Copy out all of the material exactly as presented.

══ RECORDED INFORMATION ══

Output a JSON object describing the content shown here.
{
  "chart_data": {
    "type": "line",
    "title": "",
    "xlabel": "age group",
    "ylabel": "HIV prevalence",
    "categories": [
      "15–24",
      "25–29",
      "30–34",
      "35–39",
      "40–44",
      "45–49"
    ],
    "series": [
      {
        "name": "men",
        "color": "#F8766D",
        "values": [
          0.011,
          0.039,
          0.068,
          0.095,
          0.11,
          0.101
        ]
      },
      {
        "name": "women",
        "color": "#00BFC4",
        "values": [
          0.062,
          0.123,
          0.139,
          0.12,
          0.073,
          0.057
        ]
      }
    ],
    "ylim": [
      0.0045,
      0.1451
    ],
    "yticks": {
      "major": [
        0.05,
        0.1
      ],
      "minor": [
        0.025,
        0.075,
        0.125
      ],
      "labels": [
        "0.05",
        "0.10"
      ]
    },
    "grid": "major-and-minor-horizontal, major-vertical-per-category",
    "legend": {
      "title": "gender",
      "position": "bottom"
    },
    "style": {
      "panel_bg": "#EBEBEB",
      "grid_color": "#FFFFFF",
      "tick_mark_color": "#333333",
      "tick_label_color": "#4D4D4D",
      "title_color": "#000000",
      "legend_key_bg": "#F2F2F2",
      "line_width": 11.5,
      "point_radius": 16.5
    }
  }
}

═══

• **EXERCISE OUTPUT**
Output a JSON object describing the content shown here.
{
  "chart_data": {
    "type": "line",
    "title": "",
    "xlabel": "age group",
    "ylabel": "HIV prevalence",
    "categories": [
      "15–24",
      "25–29",
      "30–34",
      "35–39",
      "40–44",
      "45–49"
    ],
    "series": [
      {
        "name": "men",
        "color": "#F8766D",
        "values": [
          0.011,
          0.039,
          0.068,
          0.095,
          0.11,
          0.101
        ]
      },
      {
        "name": "women",
        "color": "#00BFC4",
        "values": [
          0.062,
          0.123,
          0.139,
          0.12,
          0.073,
          0.057
        ]
      }
    ],
    "ylim": [
      0.0045,
      0.1451
    ],
    "yticks": {
      "major": [
        0.05,
        0.1
      ],
      "minor": [
        0.025,
        0.075,
        0.125
      ],
      "labels": [
        "0.05",
        "0.10"
      ]
    },
    "grid": "major-and-minor-horizontal, major-vertical-per-category",
    "legend": {
      "title": "gender",
      "position": "bottom"
    },
    "style": {
      "panel_bg": "#EBEBEB",
      "grid_color": "#FFFFFF",
      "tick_mark_color": "#333333",
      "tick_label_color": "#4D4D4D",
      "title_color": "#000000",
      "legend_key_bg": "#F2F2F2",
      "line_width": 11.5,
      "point_radius": 16.5
    }
  }
}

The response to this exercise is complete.